◆ WHAT NEEDS TO BE DONE: In the entries that follow, how many lines hold the string "loaner"? Give only that number.

◆ Stored records:
------------------------------------------------

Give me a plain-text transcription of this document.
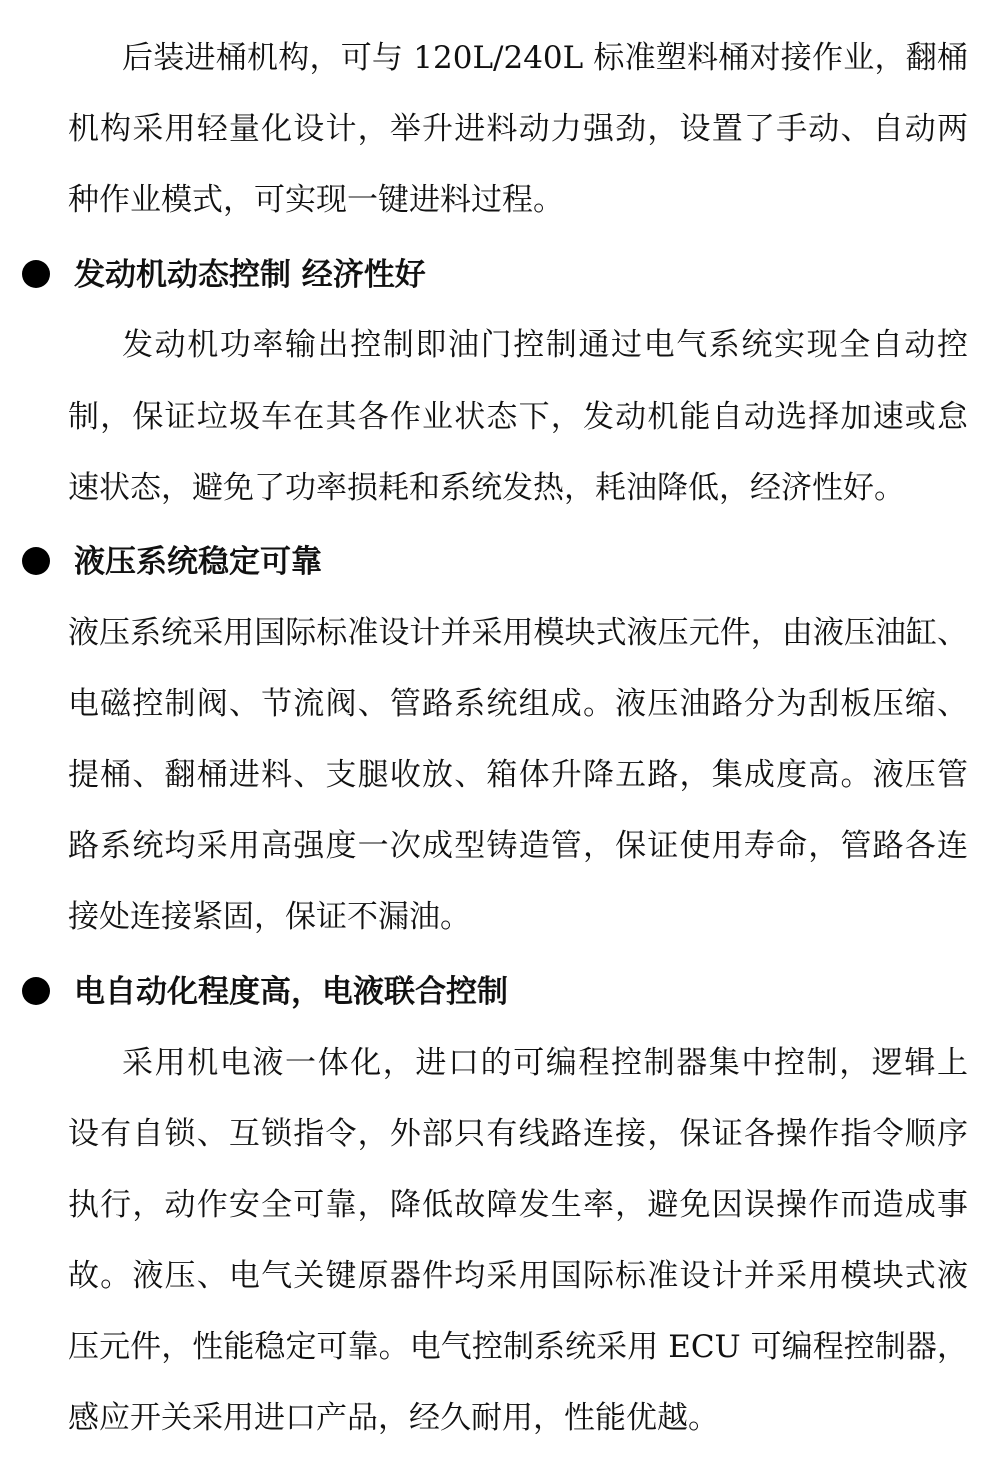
后装进桶机构，可与 120L/240L 标准塑料桶对接作业，翻桶
机构采用轻量化设计，举升进料动力强劲，设置了手动、自动两
种作业模式，可实现一键进料过程。
发动机动态控制 经济性好
发动机功率输出控制即油门控制通过电气系统实现全自动控
制，保证垃圾车在其各作业状态下，发动机能自动选择加速或怠
速状态，避免了功率损耗和系统发热，耗油降低，经济性好。
液压系统稳定可靠
液压系统采用国际标准设计并采用模块式液压元件，由液压油缸、
电磁控制阀、节流阀、管路系统组成。液压油路分为刮板压缩、
提桶、翻桶进料、支腿收放、箱体升降五路，集成度高。液压管
路系统均采用高强度一次成型铸造管，保证使用寿命，管路各连
接处连接紧固，保证不漏油。
电自动化程度高，电液联合控制
采用机电液一体化，进口的可编程控制器集中控制，逻辑上
设有自锁、互锁指令，外部只有线路连接，保证各操作指令顺序
执行，动作安全可靠，降低故障发生率，避免因误操作而造成事
故。液压、电气关键原器件均采用国际标准设计并采用模块式液
压元件，性能稳定可靠。电气控制系统采用 ECU 可编程控制器，
感应开关采用进口产品，经久耐用，性能优越。
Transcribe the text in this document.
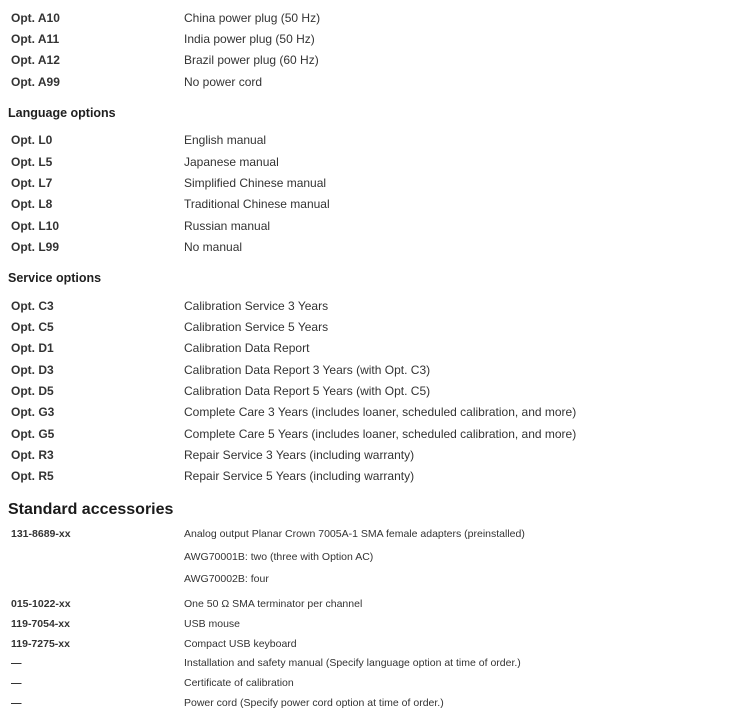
Opt. A10	China power plug (50 Hz)
Opt. A11	India power plug (50 Hz)
Opt. A12	Brazil power plug (60 Hz)
Opt. A99	No power cord
Language options
Opt. L0	English manual
Opt. L5	Japanese manual
Opt. L7	Simplified Chinese manual
Opt. L8	Traditional Chinese manual
Opt. L10	Russian manual
Opt. L99	No manual
Service options
Opt. C3	Calibration Service 3 Years
Opt. C5	Calibration Service 5 Years
Opt. D1	Calibration Data Report
Opt. D3	Calibration Data Report 3 Years (with Opt. C3)
Opt. D5	Calibration Data Report 5 Years (with Opt. C5)
Opt. G3	Complete Care 3 Years (includes loaner, scheduled calibration, and more)
Opt. G5	Complete Care 5 Years (includes loaner, scheduled calibration, and more)
Opt. R3	Repair Service 3 Years (including warranty)
Opt. R5	Repair Service 5 Years (including warranty)
Standard accessories
131-8689-xx	Analog output Planar Crown 7005A-1 SMA female adapters (preinstalled)
AWG70001B: two (three with Option AC)
AWG70002B: four
015-1022-xx	One 50 Ω SMA terminator per channel
119-7054-xx	USB mouse
119-7275-xx	Compact USB keyboard
—	Installation and safety manual (Specify language option at time of order.)
—	Certificate of calibration
—	Power cord (Specify power cord option at time of order.)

------------------------------------------------

◆ ANSWER TO THE EXERCISE: 2